-- Begin Extracted records --
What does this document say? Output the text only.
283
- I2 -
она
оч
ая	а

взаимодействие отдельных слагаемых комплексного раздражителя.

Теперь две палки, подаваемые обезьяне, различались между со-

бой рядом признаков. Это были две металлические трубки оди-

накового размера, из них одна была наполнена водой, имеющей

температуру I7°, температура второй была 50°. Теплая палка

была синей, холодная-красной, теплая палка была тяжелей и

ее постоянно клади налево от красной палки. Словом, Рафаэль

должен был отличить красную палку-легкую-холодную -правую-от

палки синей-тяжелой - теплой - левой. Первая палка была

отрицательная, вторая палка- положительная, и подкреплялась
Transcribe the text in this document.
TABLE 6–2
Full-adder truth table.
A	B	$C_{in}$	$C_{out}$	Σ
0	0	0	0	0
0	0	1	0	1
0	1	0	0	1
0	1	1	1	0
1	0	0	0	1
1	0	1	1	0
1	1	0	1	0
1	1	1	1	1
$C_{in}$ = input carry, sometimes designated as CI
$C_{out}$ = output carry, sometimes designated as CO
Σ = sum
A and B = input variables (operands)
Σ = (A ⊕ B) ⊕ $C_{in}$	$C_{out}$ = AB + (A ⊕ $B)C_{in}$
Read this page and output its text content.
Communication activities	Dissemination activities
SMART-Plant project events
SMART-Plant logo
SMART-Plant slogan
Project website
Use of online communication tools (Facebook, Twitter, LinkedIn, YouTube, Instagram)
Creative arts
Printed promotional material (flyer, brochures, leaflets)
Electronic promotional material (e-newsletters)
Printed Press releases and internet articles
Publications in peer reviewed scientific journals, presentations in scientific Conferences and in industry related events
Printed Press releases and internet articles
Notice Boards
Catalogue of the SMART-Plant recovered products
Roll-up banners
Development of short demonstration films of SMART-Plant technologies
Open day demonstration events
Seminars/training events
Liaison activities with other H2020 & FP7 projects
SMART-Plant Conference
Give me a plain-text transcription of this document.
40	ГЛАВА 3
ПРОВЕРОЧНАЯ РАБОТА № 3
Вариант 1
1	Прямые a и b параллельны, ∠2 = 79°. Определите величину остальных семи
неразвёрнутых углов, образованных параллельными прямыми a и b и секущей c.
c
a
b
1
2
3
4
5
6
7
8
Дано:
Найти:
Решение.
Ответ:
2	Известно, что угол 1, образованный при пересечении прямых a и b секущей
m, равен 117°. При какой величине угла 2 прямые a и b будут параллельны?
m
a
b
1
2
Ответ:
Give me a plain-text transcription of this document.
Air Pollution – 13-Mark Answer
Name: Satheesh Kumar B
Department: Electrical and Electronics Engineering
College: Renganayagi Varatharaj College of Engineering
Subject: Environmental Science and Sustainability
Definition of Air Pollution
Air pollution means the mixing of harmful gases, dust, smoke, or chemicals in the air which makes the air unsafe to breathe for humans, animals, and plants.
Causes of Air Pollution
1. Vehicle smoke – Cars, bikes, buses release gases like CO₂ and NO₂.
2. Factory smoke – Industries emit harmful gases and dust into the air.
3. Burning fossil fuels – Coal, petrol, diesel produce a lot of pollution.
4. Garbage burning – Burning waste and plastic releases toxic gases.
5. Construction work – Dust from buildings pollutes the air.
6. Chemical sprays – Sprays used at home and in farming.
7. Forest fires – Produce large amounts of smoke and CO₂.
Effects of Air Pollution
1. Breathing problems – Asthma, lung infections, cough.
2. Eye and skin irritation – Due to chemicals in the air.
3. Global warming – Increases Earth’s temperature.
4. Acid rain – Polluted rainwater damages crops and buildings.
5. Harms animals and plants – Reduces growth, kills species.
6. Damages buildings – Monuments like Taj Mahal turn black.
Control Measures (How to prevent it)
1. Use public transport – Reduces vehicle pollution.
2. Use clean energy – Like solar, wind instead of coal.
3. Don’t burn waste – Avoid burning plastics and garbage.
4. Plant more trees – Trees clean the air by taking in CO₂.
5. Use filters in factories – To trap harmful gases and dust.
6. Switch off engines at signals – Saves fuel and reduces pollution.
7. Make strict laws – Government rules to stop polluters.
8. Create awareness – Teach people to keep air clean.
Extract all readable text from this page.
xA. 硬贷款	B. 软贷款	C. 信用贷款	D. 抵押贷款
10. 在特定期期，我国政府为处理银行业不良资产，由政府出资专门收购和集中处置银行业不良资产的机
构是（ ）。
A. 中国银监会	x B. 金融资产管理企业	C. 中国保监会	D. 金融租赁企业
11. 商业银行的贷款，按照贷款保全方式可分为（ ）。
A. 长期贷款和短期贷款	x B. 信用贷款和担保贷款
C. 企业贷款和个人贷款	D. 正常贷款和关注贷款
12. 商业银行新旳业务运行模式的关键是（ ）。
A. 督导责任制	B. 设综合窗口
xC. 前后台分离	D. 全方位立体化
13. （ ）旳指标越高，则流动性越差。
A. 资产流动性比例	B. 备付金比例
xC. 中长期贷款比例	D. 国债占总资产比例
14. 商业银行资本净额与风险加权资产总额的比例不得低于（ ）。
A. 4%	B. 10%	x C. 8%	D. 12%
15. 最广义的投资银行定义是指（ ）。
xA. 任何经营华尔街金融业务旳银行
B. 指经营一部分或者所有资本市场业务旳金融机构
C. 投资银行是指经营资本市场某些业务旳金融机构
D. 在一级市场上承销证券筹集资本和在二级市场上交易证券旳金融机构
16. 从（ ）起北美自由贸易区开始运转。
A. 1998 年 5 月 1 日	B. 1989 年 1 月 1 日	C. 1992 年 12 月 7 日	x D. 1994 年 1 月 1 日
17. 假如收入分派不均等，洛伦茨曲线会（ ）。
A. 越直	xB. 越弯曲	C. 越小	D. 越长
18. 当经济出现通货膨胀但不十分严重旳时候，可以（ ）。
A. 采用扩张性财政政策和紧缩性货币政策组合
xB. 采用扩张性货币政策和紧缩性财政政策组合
-- End Extracted records --
Task to carry out:
In the entries above, find every line with the word "promotional" and list it.

Exercise response:
Printed promotional material (flyer, brochures, leaflets)
Electronic promotional material (e-newsletters)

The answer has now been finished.